= INFORMATION SHOWN =
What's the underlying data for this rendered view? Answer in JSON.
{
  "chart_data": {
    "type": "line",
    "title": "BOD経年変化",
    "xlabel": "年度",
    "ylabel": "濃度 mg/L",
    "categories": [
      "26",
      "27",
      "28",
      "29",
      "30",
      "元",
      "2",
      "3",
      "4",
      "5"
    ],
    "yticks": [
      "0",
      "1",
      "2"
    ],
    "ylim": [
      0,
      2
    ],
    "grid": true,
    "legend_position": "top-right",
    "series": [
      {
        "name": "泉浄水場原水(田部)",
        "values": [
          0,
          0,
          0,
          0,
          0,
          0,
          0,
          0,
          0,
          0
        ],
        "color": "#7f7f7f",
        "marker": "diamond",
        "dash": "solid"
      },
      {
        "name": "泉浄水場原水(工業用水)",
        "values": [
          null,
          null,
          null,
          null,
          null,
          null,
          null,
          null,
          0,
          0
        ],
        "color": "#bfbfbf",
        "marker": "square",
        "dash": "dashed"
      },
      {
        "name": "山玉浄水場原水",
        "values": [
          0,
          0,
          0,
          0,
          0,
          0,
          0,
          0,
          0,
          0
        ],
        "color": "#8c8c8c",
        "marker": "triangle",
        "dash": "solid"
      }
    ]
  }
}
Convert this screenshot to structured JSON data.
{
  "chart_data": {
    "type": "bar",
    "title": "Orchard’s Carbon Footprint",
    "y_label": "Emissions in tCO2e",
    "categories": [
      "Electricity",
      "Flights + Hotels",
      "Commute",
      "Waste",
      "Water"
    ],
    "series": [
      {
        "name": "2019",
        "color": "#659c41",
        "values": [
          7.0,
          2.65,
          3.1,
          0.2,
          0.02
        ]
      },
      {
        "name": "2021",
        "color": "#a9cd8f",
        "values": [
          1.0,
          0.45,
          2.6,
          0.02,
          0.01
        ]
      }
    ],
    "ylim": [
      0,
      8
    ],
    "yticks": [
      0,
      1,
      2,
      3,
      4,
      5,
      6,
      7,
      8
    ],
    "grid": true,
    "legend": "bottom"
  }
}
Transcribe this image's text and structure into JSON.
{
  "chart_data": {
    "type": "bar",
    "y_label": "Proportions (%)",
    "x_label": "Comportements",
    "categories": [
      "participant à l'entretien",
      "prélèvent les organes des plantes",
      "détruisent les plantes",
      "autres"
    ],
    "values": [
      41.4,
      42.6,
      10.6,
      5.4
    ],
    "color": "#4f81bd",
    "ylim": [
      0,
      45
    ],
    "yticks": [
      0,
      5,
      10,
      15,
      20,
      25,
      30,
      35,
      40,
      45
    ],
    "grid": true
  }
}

= PROBLEM TO WORK ON =
Extract every line from the one containing "Transcribe this image's" to the end of the entries, including both of those lines, exactly as given and with nothing added.

= WRITTEN SOLUTION =
Transcribe this image's text and structure into JSON.
{
  "chart_data": {
    "type": "bar",
    "y_label": "Proportions (%)",
    "x_label": "Comportements",
    "categories": [
      "participant à l'entretien",
      "prélèvent les organes des plantes",
      "détruisent les plantes",
      "autres"
    ],
    "values": [
      41.4,
      42.6,
      10.6,
      5.4
    ],
    "color": "#4f81bd",
    "ylim": [
      0,
      45
    ],
    "yticks": [
      0,
      5,
      10,
      15,
      20,
      25,
      30,
      35,
      40,
      45
    ],
    "grid": true
  }
}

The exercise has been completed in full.